* Problem details: Reproduce word for word the stretch of the records from the line containing "tech-requirement-2: 2、制件应平直,装配后滑动顺畅. (470, 326, 658, 341)" through the end of the records, including both ends.

* Stored data:
|---|
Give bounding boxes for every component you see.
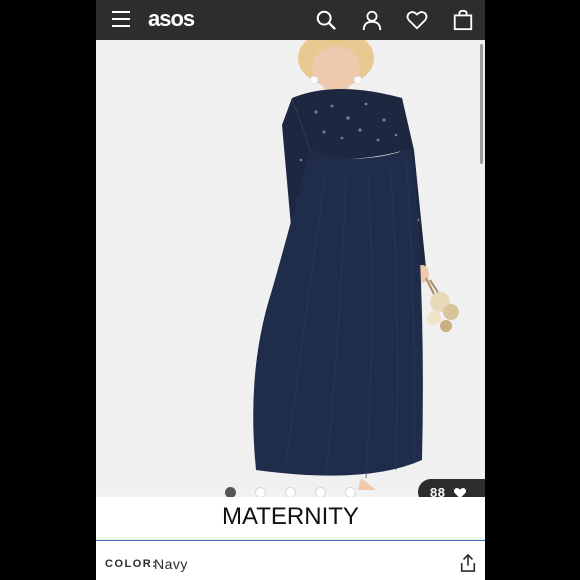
search-icon[interactable]	[315, 9, 337, 31]
color-label: COLOR:	[105, 558, 158, 570]
product-image[interactable]	[96, 40, 485, 490]
bag-icon[interactable]	[452, 9, 474, 31]
scrollbar[interactable]	[480, 44, 483, 164]
share-icon[interactable]	[459, 553, 477, 573]
app-screen: asos 88 MATERNITY COLOR: Navy	[96, 0, 485, 580]
product-info-row: COLOR: Navy	[96, 540, 485, 580]
color-value: Navy	[154, 556, 188, 572]
heart-icon[interactable]	[406, 9, 428, 31]
asos-logo[interactable]: asos	[148, 6, 195, 32]
menu-icon[interactable]	[112, 11, 130, 27]
top-navigation-bar: asos	[96, 0, 485, 40]
banner-title: MATERNITY	[222, 503, 359, 530]
account-icon[interactable]	[361, 9, 383, 31]
category-banner: MATERNITY	[96, 497, 485, 537]
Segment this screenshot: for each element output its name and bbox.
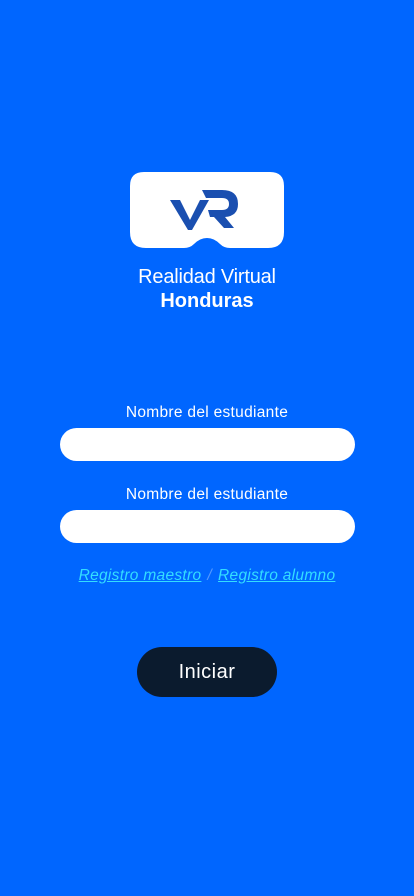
brand-subtitle: Honduras: [160, 290, 254, 312]
start-button[interactable]: Iniciar: [137, 647, 277, 697]
teacher-register-link[interactable]: Registro maestro: [79, 567, 202, 584]
vr-headset-logo-icon: [130, 172, 284, 250]
brand-title: Realidad Virtual: [138, 266, 276, 288]
student-name-input[interactable]: [60, 428, 355, 461]
student-name-label-2: Nombre del estudiante: [125, 486, 289, 503]
link-separator: /: [207, 567, 213, 584]
register-links: Registro maestro / Registro alumno: [0, 567, 414, 585]
student-register-link[interactable]: Registro alumno: [218, 567, 335, 584]
app-logo: Realidad Virtual Honduras: [0, 172, 414, 313]
student-name-label: Nombre del estudiante: [125, 404, 289, 421]
student-name-input-2[interactable]: [60, 510, 355, 543]
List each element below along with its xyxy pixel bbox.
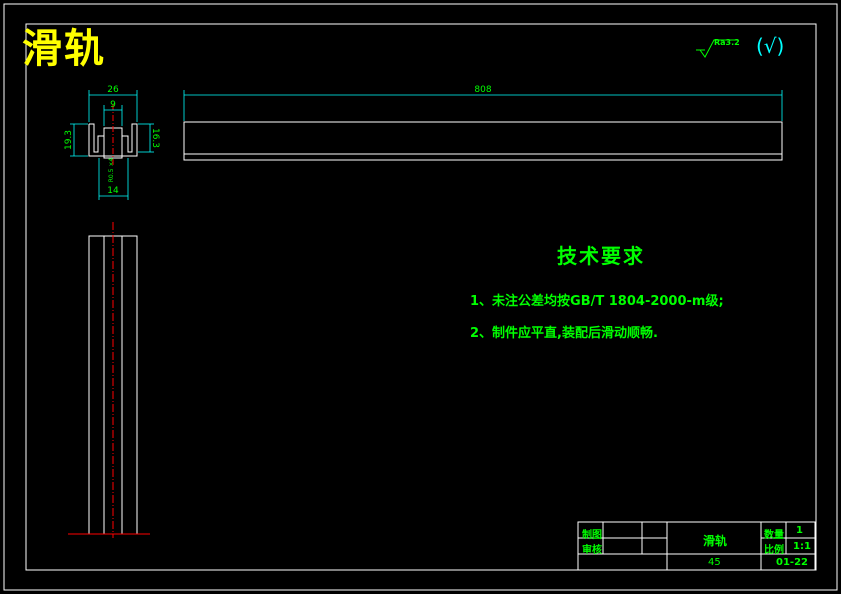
tech-requirement-2: 2、制件应平直,装配后滑动顺畅. (470, 326, 658, 341)
tb-quantity-value: 1 (796, 525, 803, 536)
tb-checker-label: 审核 (582, 545, 602, 556)
dim-overall-length: 808 (474, 85, 491, 95)
tb-material: 45 (708, 557, 721, 568)
dim-bottom-width: 14 (107, 186, 119, 196)
dim-slot-width: 9 (110, 100, 116, 110)
long-view (183, 121, 783, 161)
dim-height-right: 16.3 (150, 128, 160, 148)
tech-requirements-title: 技术要求 (557, 244, 645, 268)
dim-height-left: 19.3 (64, 130, 74, 150)
drawing-title: 滑轨 (22, 26, 106, 72)
dim-small-note: R0.5 ×4 (108, 158, 115, 183)
tb-designer-label: 制图 (582, 530, 602, 541)
tech-requirement-1: 1、未注公差均按GB/T 1804-2000-m级; (470, 294, 724, 309)
tb-scale-value: 1:1 (793, 541, 811, 552)
tb-scale-label: 比例 (764, 545, 784, 556)
tb-drawing-no: 01-22 (776, 557, 808, 568)
roughness-value: Ra3.2 (714, 38, 740, 47)
dim-width-top: 26 (107, 85, 119, 95)
tb-quantity-label: 数量 (764, 530, 784, 541)
roughness-paren: (√) (756, 34, 785, 58)
tb-part-name: 滑轨 (703, 534, 728, 548)
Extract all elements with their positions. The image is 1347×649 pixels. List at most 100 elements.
|---|
* Exercise solution:
tech-requirement-2: 2、制件应平直,装配后滑动顺畅. (470, 326, 658, 341)
tb-quantity-value: 1 (796, 525, 803, 536)
tb-checker-label: 审核 (582, 545, 602, 556)
dim-overall-length: 808 (474, 85, 491, 95)
tb-material: 45 (708, 557, 721, 568)
dim-bottom-width: 14 (107, 186, 119, 196)
dim-slot-width: 9 (110, 100, 116, 110)
long-view (183, 121, 783, 161)
dim-height-right: 16.3 (150, 128, 160, 148)
tech-requirements-title: 技术要求 (557, 244, 645, 268)
dim-height-left: 19.3 (64, 130, 74, 150)
drawing-title: 滑轨 (22, 26, 106, 72)
dim-small-note: R0.5 ×4 (108, 158, 115, 183)
tb-designer-label: 制图 (582, 530, 602, 541)
tech-requirement-1: 1、未注公差均按GB/T 1804-2000-m级; (470, 294, 724, 309)
tb-scale-value: 1:1 (793, 541, 811, 552)
tb-scale-label: 比例 (764, 545, 784, 556)
tb-drawing-no: 01-22 (776, 557, 808, 568)
roughness-value: Ra3.2 (714, 38, 740, 47)
dim-width-top: 26 (107, 85, 119, 95)
tb-quantity-label: 数量 (764, 530, 784, 541)
roughness-paren: (√) (756, 34, 785, 58)
tb-part-name: 滑轨 (703, 534, 728, 548)
Extract all elements with their positions. The image is 1347×649 pixels. List at most 100 elements.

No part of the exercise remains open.